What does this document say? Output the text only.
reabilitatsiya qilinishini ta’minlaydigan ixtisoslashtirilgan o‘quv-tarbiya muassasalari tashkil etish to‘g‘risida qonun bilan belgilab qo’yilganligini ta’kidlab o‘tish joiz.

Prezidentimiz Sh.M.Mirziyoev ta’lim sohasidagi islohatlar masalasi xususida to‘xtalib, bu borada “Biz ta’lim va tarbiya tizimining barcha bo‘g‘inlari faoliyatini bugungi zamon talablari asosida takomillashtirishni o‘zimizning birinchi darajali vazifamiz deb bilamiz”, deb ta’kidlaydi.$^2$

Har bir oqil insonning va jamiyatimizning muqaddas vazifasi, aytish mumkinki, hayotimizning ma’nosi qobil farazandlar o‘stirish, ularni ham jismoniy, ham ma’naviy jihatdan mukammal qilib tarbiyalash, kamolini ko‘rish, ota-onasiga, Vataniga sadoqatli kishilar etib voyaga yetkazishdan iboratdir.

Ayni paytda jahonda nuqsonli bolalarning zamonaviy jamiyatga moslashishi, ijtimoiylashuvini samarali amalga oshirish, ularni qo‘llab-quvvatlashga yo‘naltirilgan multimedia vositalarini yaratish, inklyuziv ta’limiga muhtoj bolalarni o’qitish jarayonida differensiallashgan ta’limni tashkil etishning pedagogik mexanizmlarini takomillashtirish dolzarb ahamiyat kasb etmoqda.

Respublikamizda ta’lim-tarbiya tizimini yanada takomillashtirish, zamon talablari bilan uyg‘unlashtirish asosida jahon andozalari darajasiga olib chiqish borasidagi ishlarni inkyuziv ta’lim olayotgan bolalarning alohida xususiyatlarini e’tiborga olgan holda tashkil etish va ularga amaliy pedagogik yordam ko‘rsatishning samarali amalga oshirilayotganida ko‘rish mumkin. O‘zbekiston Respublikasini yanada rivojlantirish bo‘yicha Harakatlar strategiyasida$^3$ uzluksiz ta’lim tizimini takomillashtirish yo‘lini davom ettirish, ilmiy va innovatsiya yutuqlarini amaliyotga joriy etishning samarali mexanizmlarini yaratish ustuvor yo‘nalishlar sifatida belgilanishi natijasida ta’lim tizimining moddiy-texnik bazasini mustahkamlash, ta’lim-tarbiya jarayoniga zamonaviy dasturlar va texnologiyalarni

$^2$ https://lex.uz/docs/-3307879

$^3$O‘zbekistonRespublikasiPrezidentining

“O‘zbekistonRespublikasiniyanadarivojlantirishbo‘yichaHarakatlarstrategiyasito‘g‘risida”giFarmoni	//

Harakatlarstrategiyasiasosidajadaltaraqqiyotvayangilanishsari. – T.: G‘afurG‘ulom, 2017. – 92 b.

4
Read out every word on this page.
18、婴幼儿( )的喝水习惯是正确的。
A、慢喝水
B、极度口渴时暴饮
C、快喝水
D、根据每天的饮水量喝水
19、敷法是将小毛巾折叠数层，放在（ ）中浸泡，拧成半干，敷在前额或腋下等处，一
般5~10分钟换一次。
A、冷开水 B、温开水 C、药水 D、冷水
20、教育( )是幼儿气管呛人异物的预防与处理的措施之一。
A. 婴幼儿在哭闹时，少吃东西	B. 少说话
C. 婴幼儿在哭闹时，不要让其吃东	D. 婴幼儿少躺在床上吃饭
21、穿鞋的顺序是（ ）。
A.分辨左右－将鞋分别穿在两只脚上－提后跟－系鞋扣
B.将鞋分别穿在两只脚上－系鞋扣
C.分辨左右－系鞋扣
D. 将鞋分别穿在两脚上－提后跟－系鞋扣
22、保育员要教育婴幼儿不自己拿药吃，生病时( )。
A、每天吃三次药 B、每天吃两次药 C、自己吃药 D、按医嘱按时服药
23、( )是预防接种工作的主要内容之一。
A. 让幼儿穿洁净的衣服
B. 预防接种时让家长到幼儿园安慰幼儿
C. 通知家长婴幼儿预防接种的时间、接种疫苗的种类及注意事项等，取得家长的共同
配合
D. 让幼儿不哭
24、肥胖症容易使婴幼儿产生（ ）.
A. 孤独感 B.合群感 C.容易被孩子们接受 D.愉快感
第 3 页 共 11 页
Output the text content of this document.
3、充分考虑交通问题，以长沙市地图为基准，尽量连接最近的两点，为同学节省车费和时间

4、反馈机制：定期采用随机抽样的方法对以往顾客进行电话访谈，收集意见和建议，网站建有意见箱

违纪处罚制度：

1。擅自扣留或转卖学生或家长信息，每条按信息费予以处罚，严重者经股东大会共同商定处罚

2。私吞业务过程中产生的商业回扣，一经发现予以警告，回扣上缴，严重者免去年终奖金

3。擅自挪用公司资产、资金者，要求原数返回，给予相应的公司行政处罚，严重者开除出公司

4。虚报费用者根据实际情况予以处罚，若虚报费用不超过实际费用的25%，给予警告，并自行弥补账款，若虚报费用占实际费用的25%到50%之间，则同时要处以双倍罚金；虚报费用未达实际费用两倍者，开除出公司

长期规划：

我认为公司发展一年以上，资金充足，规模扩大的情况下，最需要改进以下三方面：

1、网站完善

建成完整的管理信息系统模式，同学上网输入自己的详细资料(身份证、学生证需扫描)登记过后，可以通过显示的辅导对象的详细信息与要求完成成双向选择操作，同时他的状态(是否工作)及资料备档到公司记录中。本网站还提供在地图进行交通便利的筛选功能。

TASK STATEMENT
Print the records above exactly as they appear.

TASK RESPONSE
What does this document say? Output the text only.
reabilitatsiya qilinishini ta’minlaydigan ixtisoslashtirilgan o‘quv-tarbiya muassasalari tashkil etish to‘g‘risida qonun bilan belgilab qo’yilganligini ta’kidlab o‘tish joiz.

Prezidentimiz Sh.M.Mirziyoev ta’lim sohasidagi islohatlar masalasi xususida to‘xtalib, bu borada “Biz ta’lim va tarbiya tizimining barcha bo‘g‘inlari faoliyatini bugungi zamon talablari asosida takomillashtirishni o‘zimizning birinchi darajali vazifamiz deb bilamiz”, deb ta’kidlaydi.$^2$

Har bir oqil insonning va jamiyatimizning muqaddas vazifasi, aytish mumkinki, hayotimizning ma’nosi qobil farazandlar o‘stirish, ularni ham jismoniy, ham ma’naviy jihatdan mukammal qilib tarbiyalash, kamolini ko‘rish, ota-onasiga, Vataniga sadoqatli kishilar etib voyaga yetkazishdan iboratdir.

Ayni paytda jahonda nuqsonli bolalarning zamonaviy jamiyatga moslashishi, ijtimoiylashuvini samarali amalga oshirish, ularni qo‘llab-quvvatlashga yo‘naltirilgan multimedia vositalarini yaratish, inklyuziv ta’limiga muhtoj bolalarni o’qitish jarayonida differensiallashgan ta’limni tashkil etishning pedagogik mexanizmlarini takomillashtirish dolzarb ahamiyat kasb etmoqda.

Respublikamizda ta’lim-tarbiya tizimini yanada takomillashtirish, zamon talablari bilan uyg‘unlashtirish asosida jahon andozalari darajasiga olib chiqish borasidagi ishlarni inkyuziv ta’lim olayotgan bolalarning alohida xususiyatlarini e’tiborga olgan holda tashkil etish va ularga amaliy pedagogik yordam ko‘rsatishning samarali amalga oshirilayotganida ko‘rish mumkin. O‘zbekiston Respublikasini yanada rivojlantirish bo‘yicha Harakatlar strategiyasida$^3$ uzluksiz ta’lim tizimini takomillashtirish yo‘lini davom ettirish, ilmiy va innovatsiya yutuqlarini amaliyotga joriy etishning samarali mexanizmlarini yaratish ustuvor yo‘nalishlar sifatida belgilanishi natijasida ta’lim tizimining moddiy-texnik bazasini mustahkamlash, ta’lim-tarbiya jarayoniga zamonaviy dasturlar va texnologiyalarni

$^2$ https://lex.uz/docs/-3307879

$^3$O‘zbekistonRespublikasiPrezidentining

“O‘zbekistonRespublikasiniyanadarivojlantirishbo‘yichaHarakatlarstrategiyasito‘g‘risida”giFarmoni	//

Harakatlarstrategiyasiasosidajadaltaraqqiyotvayangilanishsari. – T.: G‘afurG‘ulom, 2017. – 92 b.

4
Read out every word on this page.
18、婴幼儿( )的喝水习惯是正确的。
A、慢喝水
B、极度口渴时暴饮
C、快喝水
D、根据每天的饮水量喝水
19、敷法是将小毛巾折叠数层，放在（ ）中浸泡，拧成半干，敷在前额或腋下等处，一
般5~10分钟换一次。
A、冷开水 B、温开水 C、药水 D、冷水
20、教育( )是幼儿气管呛人异物的预防与处理的措施之一。
A. 婴幼儿在哭闹时，少吃东西	B. 少说话
C. 婴幼儿在哭闹时，不要让其吃东	D. 婴幼儿少躺在床上吃饭
21、穿鞋的顺序是（ ）。
A.分辨左右－将鞋分别穿在两只脚上－提后跟－系鞋扣
B.将鞋分别穿在两只脚上－系鞋扣
C.分辨左右－系鞋扣
D. 将鞋分别穿在两脚上－提后跟－系鞋扣
22、保育员要教育婴幼儿不自己拿药吃，生病时( )。
A、每天吃三次药 B、每天吃两次药 C、自己吃药 D、按医嘱按时服药
23、( )是预防接种工作的主要内容之一。
A. 让幼儿穿洁净的衣服
B. 预防接种时让家长到幼儿园安慰幼儿
C. 通知家长婴幼儿预防接种的时间、接种疫苗的种类及注意事项等，取得家长的共同
配合
D. 让幼儿不哭
24、肥胖症容易使婴幼儿产生（ ）.
A. 孤独感 B.合群感 C.容易被孩子们接受 D.愉快感
第 3 页 共 11 页
Output the text content of this document.
3、充分考虑交通问题，以长沙市地图为基准，尽量连接最近的两点，为同学节省车费和时间

4、反馈机制：定期采用随机抽样的方法对以往顾客进行电话访谈，收集意见和建议，网站建有意见箱

违纪处罚制度：

1。擅自扣留或转卖学生或家长信息，每条按信息费予以处罚，严重者经股东大会共同商定处罚

2。私吞业务过程中产生的商业回扣，一经发现予以警告，回扣上缴，严重者免去年终奖金

3。擅自挪用公司资产、资金者，要求原数返回，给予相应的公司行政处罚，严重者开除出公司

4。虚报费用者根据实际情况予以处罚，若虚报费用不超过实际费用的25%，给予警告，并自行弥补账款，若虚报费用占实际费用的25%到50%之间，则同时要处以双倍罚金；虚报费用未达实际费用两倍者，开除出公司

长期规划：

我认为公司发展一年以上，资金充足，规模扩大的情况下，最需要改进以下三方面：

1、网站完善

建成完整的管理信息系统模式，同学上网输入自己的详细资料(身份证、学生证需扫描)登记过后，可以通过显示的辅导对象的详细信息与要求完成成双向选择操作，同时他的状态(是否工作)及资料备档到公司记录中。本网站还提供在地图进行交通便利的筛选功能。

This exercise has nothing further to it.